[Begin SUPPLIED RECORDS]
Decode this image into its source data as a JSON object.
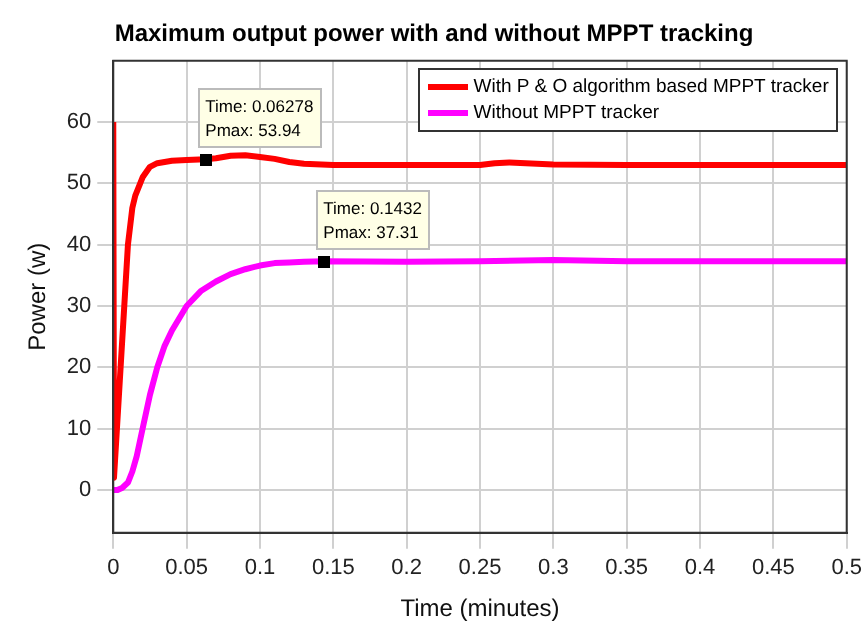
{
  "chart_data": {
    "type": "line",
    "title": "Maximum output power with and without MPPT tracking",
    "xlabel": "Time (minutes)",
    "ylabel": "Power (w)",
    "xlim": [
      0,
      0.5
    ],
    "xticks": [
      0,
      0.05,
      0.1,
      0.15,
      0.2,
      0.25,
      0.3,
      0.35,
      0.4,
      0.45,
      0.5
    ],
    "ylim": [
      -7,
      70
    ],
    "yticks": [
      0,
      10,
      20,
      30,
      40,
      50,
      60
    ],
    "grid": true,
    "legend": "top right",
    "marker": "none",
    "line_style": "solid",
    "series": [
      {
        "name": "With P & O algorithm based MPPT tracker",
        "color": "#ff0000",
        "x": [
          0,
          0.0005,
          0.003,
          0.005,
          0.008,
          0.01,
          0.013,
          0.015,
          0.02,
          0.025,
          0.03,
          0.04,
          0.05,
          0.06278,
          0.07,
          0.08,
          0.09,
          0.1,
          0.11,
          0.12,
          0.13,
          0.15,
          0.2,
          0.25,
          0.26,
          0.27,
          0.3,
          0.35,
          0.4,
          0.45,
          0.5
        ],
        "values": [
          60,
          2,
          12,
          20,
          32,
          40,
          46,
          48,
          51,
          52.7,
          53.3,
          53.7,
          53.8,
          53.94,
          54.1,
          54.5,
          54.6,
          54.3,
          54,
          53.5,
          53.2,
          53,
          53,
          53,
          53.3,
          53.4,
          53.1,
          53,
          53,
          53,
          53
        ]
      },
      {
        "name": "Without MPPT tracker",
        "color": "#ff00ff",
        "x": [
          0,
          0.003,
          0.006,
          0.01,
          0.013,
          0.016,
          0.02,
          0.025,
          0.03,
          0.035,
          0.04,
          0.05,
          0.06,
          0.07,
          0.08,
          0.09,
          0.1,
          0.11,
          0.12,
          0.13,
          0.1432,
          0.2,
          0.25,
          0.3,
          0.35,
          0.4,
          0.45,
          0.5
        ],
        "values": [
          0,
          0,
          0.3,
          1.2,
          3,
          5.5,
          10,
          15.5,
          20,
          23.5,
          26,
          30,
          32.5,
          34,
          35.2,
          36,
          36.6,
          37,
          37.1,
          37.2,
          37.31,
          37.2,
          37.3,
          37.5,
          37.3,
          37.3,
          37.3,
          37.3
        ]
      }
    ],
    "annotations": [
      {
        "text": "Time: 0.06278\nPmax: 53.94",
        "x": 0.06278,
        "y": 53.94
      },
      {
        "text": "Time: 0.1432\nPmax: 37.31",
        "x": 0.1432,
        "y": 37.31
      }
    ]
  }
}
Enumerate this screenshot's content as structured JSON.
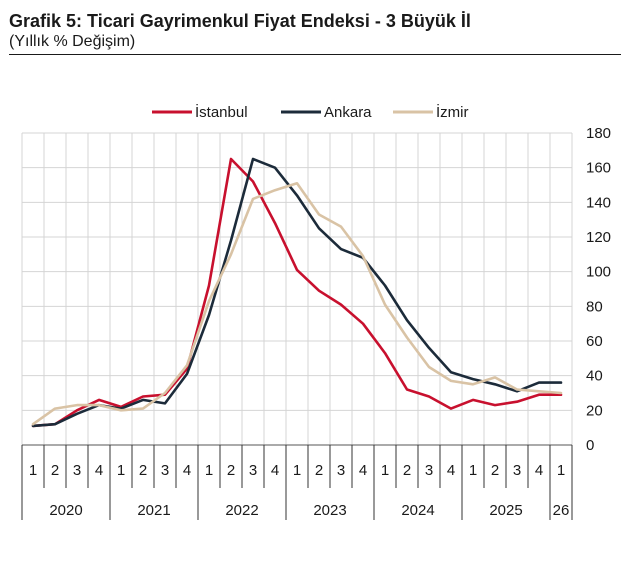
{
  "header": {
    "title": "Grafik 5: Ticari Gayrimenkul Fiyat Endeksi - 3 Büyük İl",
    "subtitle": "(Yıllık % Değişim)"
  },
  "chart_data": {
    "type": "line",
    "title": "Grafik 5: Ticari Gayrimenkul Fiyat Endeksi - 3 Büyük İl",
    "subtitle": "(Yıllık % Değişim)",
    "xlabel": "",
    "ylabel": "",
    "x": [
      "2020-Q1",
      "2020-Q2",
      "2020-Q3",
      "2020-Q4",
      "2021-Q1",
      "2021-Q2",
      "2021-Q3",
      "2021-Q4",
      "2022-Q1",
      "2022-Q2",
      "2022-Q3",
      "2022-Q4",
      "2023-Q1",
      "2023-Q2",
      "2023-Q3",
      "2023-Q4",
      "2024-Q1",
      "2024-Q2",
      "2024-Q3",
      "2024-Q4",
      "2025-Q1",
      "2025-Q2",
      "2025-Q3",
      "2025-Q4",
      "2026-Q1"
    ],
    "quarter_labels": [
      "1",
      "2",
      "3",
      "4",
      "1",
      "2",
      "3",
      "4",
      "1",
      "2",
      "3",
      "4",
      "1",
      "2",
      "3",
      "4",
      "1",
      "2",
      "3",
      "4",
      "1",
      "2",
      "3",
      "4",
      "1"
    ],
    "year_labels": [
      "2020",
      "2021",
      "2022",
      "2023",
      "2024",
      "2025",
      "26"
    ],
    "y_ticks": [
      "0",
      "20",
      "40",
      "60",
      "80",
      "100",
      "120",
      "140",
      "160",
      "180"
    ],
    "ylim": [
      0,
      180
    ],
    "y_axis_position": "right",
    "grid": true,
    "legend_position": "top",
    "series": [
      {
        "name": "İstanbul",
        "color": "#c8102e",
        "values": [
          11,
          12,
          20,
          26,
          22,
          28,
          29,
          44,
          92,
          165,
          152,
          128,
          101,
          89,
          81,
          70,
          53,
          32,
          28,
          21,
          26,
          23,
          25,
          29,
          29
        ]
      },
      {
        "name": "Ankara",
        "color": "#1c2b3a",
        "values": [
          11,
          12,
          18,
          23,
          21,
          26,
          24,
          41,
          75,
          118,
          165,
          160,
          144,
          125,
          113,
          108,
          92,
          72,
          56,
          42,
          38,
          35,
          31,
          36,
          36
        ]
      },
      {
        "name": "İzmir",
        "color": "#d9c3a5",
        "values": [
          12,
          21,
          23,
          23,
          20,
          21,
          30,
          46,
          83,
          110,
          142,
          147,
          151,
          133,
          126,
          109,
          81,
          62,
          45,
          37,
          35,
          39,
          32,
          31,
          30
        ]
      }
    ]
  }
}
[End SUPPLIED RECORDS]
EXERCISE DIRECTIONS:
Print each line of the material above exactly, with the pictures removed from your copy.

EXERCISE RESULT:
Decode this image into its source data as a JSON object.
{
  "chart_data": {
    "type": "line",
    "title": "Maximum output power with and without MPPT tracking",
    "xlabel": "Time (minutes)",
    "ylabel": "Power (w)",
    "xlim": [
      0,
      0.5
    ],
    "xticks": [
      0,
      0.05,
      0.1,
      0.15,
      0.2,
      0.25,
      0.3,
      0.35,
      0.4,
      0.45,
      0.5
    ],
    "ylim": [
      -7,
      70
    ],
    "yticks": [
      0,
      10,
      20,
      30,
      40,
      50,
      60
    ],
    "grid": true,
    "legend": "top right",
    "marker": "none",
    "line_style": "solid",
    "series": [
      {
        "name": "With P & O algorithm based MPPT tracker",
        "color": "#ff0000",
        "x": [
          0,
          0.0005,
          0.003,
          0.005,
          0.008,
          0.01,
          0.013,
          0.015,
          0.02,
          0.025,
          0.03,
          0.04,
          0.05,
          0.06278,
          0.07,
          0.08,
          0.09,
          0.1,
          0.11,
          0.12,
          0.13,
          0.15,
          0.2,
          0.25,
          0.26,
          0.27,
          0.3,
          0.35,
          0.4,
          0.45,
          0.5
        ],
        "values": [
          60,
          2,
          12,
          20,
          32,
          40,
          46,
          48,
          51,
          52.7,
          53.3,
          53.7,
          53.8,
          53.94,
          54.1,
          54.5,
          54.6,
          54.3,
          54,
          53.5,
          53.2,
          53,
          53,
          53,
          53.3,
          53.4,
          53.1,
          53,
          53,
          53,
          53
        ]
      },
      {
        "name": "Without MPPT tracker",
        "color": "#ff00ff",
        "x": [
          0,
          0.003,
          0.006,
          0.01,
          0.013,
          0.016,
          0.02,
          0.025,
          0.03,
          0.035,
          0.04,
          0.05,
          0.06,
          0.07,
          0.08,
          0.09,
          0.1,
          0.11,
          0.12,
          0.13,
          0.1432,
          0.2,
          0.25,
          0.3,
          0.35,
          0.4,
          0.45,
          0.5
        ],
        "values": [
          0,
          0,
          0.3,
          1.2,
          3,
          5.5,
          10,
          15.5,
          20,
          23.5,
          26,
          30,
          32.5,
          34,
          35.2,
          36,
          36.6,
          37,
          37.1,
          37.2,
          37.31,
          37.2,
          37.3,
          37.5,
          37.3,
          37.3,
          37.3,
          37.3
        ]
      }
    ],
    "annotations": [
      {
        "text": "Time: 0.06278\nPmax: 53.94",
        "x": 0.06278,
        "y": 53.94
      },
      {
        "text": "Time: 0.1432\nPmax: 37.31",
        "x": 0.1432,
        "y": 37.31
      }
    ]
  }
}
Enumerate this screenshot's content as structured JSON.
{
  "header": {
    "title": "Grafik 5: Ticari Gayrimenkul Fiyat Endeksi - 3 Büyük İl",
    "subtitle": "(Yıllık % Değişim)"
  },
  "chart_data": {
    "type": "line",
    "title": "Grafik 5: Ticari Gayrimenkul Fiyat Endeksi - 3 Büyük İl",
    "subtitle": "(Yıllık % Değişim)",
    "xlabel": "",
    "ylabel": "",
    "x": [
      "2020-Q1",
      "2020-Q2",
      "2020-Q3",
      "2020-Q4",
      "2021-Q1",
      "2021-Q2",
      "2021-Q3",
      "2021-Q4",
      "2022-Q1",
      "2022-Q2",
      "2022-Q3",
      "2022-Q4",
      "2023-Q1",
      "2023-Q2",
      "2023-Q3",
      "2023-Q4",
      "2024-Q1",
      "2024-Q2",
      "2024-Q3",
      "2024-Q4",
      "2025-Q1",
      "2025-Q2",
      "2025-Q3",
      "2025-Q4",
      "2026-Q1"
    ],
    "quarter_labels": [
      "1",
      "2",
      "3",
      "4",
      "1",
      "2",
      "3",
      "4",
      "1",
      "2",
      "3",
      "4",
      "1",
      "2",
      "3",
      "4",
      "1",
      "2",
      "3",
      "4",
      "1",
      "2",
      "3",
      "4",
      "1"
    ],
    "year_labels": [
      "2020",
      "2021",
      "2022",
      "2023",
      "2024",
      "2025",
      "26"
    ],
    "y_ticks": [
      "0",
      "20",
      "40",
      "60",
      "80",
      "100",
      "120",
      "140",
      "160",
      "180"
    ],
    "ylim": [
      0,
      180
    ],
    "y_axis_position": "right",
    "grid": true,
    "legend_position": "top",
    "series": [
      {
        "name": "İstanbul",
        "color": "#c8102e",
        "values": [
          11,
          12,
          20,
          26,
          22,
          28,
          29,
          44,
          92,
          165,
          152,
          128,
          101,
          89,
          81,
          70,
          53,
          32,
          28,
          21,
          26,
          23,
          25,
          29,
          29
        ]
      },
      {
        "name": "Ankara",
        "color": "#1c2b3a",
        "values": [
          11,
          12,
          18,
          23,
          21,
          26,
          24,
          41,
          75,
          118,
          165,
          160,
          144,
          125,
          113,
          108,
          92,
          72,
          56,
          42,
          38,
          35,
          31,
          36,
          36
        ]
      },
      {
        "name": "İzmir",
        "color": "#d9c3a5",
        "values": [
          12,
          21,
          23,
          23,
          20,
          21,
          30,
          46,
          83,
          110,
          142,
          147,
          151,
          133,
          126,
          109,
          81,
          62,
          45,
          37,
          35,
          39,
          32,
          31,
          30
        ]
      }
    ]
  }
}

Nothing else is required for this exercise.